**Written exercise:** Identify, in the records below, every line where the string "Holzoberflächen" appears, and copy each such line.

**Entries supplied:**

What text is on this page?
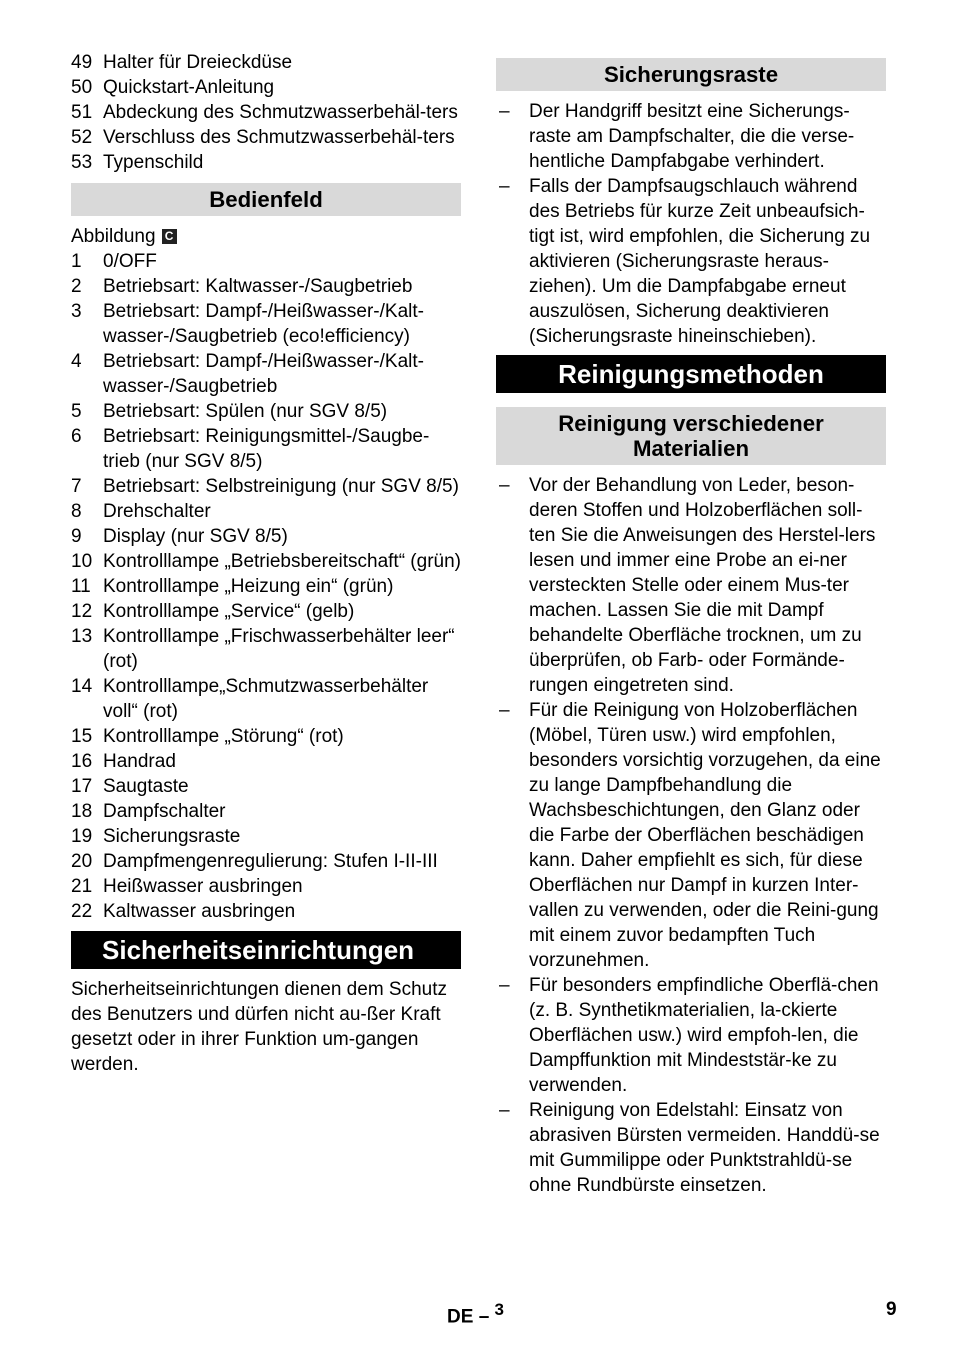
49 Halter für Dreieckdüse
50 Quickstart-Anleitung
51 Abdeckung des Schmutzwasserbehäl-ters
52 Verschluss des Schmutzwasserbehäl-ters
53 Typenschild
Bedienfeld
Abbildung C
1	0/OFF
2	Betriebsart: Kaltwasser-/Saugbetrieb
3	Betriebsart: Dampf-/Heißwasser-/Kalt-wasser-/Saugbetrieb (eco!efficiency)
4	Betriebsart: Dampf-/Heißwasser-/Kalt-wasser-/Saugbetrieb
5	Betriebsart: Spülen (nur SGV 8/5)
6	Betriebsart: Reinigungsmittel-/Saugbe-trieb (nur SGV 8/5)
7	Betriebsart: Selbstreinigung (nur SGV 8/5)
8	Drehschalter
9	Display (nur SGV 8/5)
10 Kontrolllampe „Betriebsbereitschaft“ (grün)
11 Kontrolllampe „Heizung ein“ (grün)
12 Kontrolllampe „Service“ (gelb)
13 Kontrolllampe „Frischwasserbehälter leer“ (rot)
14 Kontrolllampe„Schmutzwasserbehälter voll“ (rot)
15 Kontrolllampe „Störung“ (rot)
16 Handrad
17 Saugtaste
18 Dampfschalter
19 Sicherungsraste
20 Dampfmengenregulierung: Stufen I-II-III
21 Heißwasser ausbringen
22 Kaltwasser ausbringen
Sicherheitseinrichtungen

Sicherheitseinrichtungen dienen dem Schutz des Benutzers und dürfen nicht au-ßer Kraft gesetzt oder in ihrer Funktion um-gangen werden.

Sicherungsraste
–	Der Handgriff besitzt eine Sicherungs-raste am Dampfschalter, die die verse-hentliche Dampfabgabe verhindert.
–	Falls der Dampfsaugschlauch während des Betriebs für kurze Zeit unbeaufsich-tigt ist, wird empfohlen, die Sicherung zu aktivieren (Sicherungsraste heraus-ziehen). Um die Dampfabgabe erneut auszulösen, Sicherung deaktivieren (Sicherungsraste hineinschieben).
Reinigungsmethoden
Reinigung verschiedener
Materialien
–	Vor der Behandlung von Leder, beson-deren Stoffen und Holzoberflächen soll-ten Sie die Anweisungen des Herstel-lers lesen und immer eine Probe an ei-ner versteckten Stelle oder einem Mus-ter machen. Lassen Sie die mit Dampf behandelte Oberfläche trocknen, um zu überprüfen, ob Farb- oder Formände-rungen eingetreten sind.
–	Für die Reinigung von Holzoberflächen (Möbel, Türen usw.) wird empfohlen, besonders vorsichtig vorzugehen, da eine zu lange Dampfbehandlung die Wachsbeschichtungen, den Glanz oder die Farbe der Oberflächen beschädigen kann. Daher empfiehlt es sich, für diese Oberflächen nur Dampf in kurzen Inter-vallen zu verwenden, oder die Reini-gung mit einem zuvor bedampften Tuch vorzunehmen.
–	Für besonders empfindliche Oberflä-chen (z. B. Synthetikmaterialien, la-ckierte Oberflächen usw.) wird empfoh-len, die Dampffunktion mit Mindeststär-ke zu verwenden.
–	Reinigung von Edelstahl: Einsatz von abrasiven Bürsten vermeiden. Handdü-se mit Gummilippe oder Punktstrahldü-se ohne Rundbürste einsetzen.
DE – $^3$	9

**The output:**
–	Vor der Behandlung von Leder, beson-deren Stoffen und Holzoberflächen soll-ten Sie die Anweisungen des Herstel-lers lesen und immer eine Probe an ei-ner versteckten Stelle oder einem Mus-ter machen. Lassen Sie die mit Dampf behandelte Oberfläche trocknen, um zu überprüfen, ob Farb- oder Formände-rungen eingetreten sind.
–	Für die Reinigung von Holzoberflächen (Möbel, Türen usw.) wird empfohlen, besonders vorsichtig vorzugehen, da eine zu lange Dampfbehandlung die Wachsbeschichtungen, den Glanz oder die Farbe der Oberflächen beschädigen kann. Daher empfiehlt es sich, für diese Oberflächen nur Dampf in kurzen Inter-vallen zu verwenden, oder die Reini-gung mit einem zuvor bedampften Tuch vorzunehmen.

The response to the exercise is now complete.